Directive →
Continue the article below about Derek Jeter and his mixed-race background from the point where it ends.

Selected text →
# # # #

When the average person thinks of Derek Jeter, he or she is likely to think of the 3,000 hits, or the five World Series rings, or the highlight reel full of great plays he has made over the past 16 years for the New York Yankees.
They are likely to linger on the countless clutch hits he has delivered in key moments, or the 2000 World Series MVP, or the fact he has been captain of the Yankees for nearly a decade and the face of the franchise for considerably longer than that.
It is a safe bet that for most people, one of the last things they think about when they think about Derek Jeter is his race. Or, more correctly, his races.
To all the remarkable accomplishments Jeter has achieved in his Cooperstown-bound baseball career, add one that few of us ever bother to think about -- that Jeter is the product of a mixed-race marriage, a happenstance that at one time would have caused him to suffer hardship, if not scorn, from many, but now is just another fact in the Derek Jeter biography.
As we celebrate Martin Luther King Day, it is important to understand that of all the things Derek Jeter is, one of the most significant is that he is a symbol of the kind of America Dr. King hoped one day to live in.
When he said in his most famous speech, delivered from the steps of the Lincoln Memorial on Aug. 28, 1963, "I have a dream that my four little children will one day live in a nation where they will not be judged by the color of their skin but by the content of their character," he could well have been talking about Derek Jeter.
Because as ESPN New York's Ian O'Connor wrote in "The Captain," his excellently written and researched biography of Jeter, his childhood was hardly free of racism.
The son of a white mother and a black father, Jeter experienced racial prejudice from both groups as a boy growing up in Kalamazoo, Mich., and playing in the minor leagues down south. Even as recently as 2006, according to O'Connor, Jeter received a "racially-tinged threat" in his mail at Yankee Stadium, a threat the NYPD's Hate Crimes Unit considered serious enough to investigate.
Even a former teammate, Gary Sheffield, stung him by saying "he ain't all the way black" in an HBO interview in 2007.

# # # #

Source material →
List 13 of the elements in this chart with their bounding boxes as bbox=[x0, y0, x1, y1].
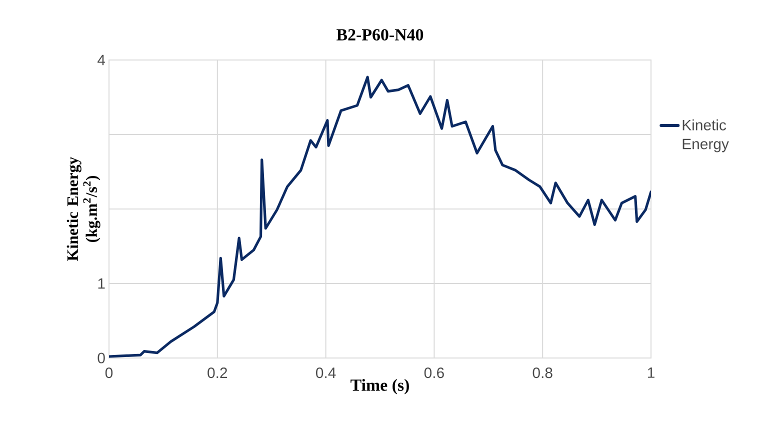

# # # #

Exercise output →
So the issue remains real to many people of all races, but somehow, Jeter has managed to transcend it by becoming a role model who cuts across racial and ethnic lines.
Jeter, always wary of discussing topics outside of his comfort zone -- the baseball diamond -- declined a request to be interviewed for this story.
But Dr. Harry Edwards, a sociologist and black activist of the 1960s who has spoken and written extensively on the subject of race and professional athletics, explained Jeter's appeal as a combination both of his unique attributes as an athlete and individual, and as a sign that the United States, throughout its history often bitterly divided along racial, ethnic and territorial lines, is moving toward an era of diversity and inclusion.
"I think it's absolutely appropriate in the 21st century that a Derek Jeter should be the face of the premier baseball team in this country," Edwards said. "When you talk about leadership and production and consistency and durability over the years, what he has achieved and what he has accomplished, and more than that, the way that he has done it is just absolutely phenomenal. He is one of our real athletic heroes and role models to the point that his race or ethnicity does not matter."
While it is true that sports fans are notorious for forgiving their heroes just about anything, the fact Jeter is one of the few Yankees who is respected and even admired by his bitterest rivals -- not even Mets or Red Sox can hate him -- points to the fact Jeter appeals to a lot more than just Yankees fans.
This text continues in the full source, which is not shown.